• _Task statement_: Repeat the whole listing exactly as written.

• _Data provided_:

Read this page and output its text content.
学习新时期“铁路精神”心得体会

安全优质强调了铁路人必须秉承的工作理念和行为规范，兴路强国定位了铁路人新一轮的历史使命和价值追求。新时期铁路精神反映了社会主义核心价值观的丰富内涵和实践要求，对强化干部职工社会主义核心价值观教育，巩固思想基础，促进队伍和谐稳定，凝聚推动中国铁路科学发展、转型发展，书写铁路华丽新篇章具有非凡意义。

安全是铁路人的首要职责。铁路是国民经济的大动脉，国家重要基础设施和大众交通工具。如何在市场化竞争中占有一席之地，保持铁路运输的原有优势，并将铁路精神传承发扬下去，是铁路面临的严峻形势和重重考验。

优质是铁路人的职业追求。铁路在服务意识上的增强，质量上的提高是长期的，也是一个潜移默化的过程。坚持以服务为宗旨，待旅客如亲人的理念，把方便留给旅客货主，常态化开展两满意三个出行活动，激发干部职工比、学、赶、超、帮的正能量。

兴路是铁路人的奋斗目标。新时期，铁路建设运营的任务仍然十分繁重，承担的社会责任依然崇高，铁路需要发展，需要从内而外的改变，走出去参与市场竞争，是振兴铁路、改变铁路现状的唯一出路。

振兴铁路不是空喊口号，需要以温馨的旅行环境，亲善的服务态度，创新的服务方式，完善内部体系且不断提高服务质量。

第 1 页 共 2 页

• _Exercise output_:
Read this page and output its text content.
学习新时期“铁路精神”心得体会

安全优质强调了铁路人必须秉承的工作理念和行为规范，兴路强国定位了铁路人新一轮的历史使命和价值追求。新时期铁路精神反映了社会主义核心价值观的丰富内涵和实践要求，对强化干部职工社会主义核心价值观教育，巩固思想基础，促进队伍和谐稳定，凝聚推动中国铁路科学发展、转型发展，书写铁路华丽新篇章具有非凡意义。

安全是铁路人的首要职责。铁路是国民经济的大动脉，国家重要基础设施和大众交通工具。如何在市场化竞争中占有一席之地，保持铁路运输的原有优势，并将铁路精神传承发扬下去，是铁路面临的严峻形势和重重考验。

优质是铁路人的职业追求。铁路在服务意识上的增强，质量上的提高是长期的，也是一个潜移默化的过程。坚持以服务为宗旨，待旅客如亲人的理念，把方便留给旅客货主，常态化开展两满意三个出行活动，激发干部职工比、学、赶、超、帮的正能量。

兴路是铁路人的奋斗目标。新时期，铁路建设运营的任务仍然十分繁重，承担的社会责任依然崇高，铁路需要发展，需要从内而外的改变，走出去参与市场竞争，是振兴铁路、改变铁路现状的唯一出路。

振兴铁路不是空喊口号，需要以温馨的旅行环境，亲善的服务态度，创新的服务方式，完善内部体系且不断提高服务质量。

第 1 页 共 2 页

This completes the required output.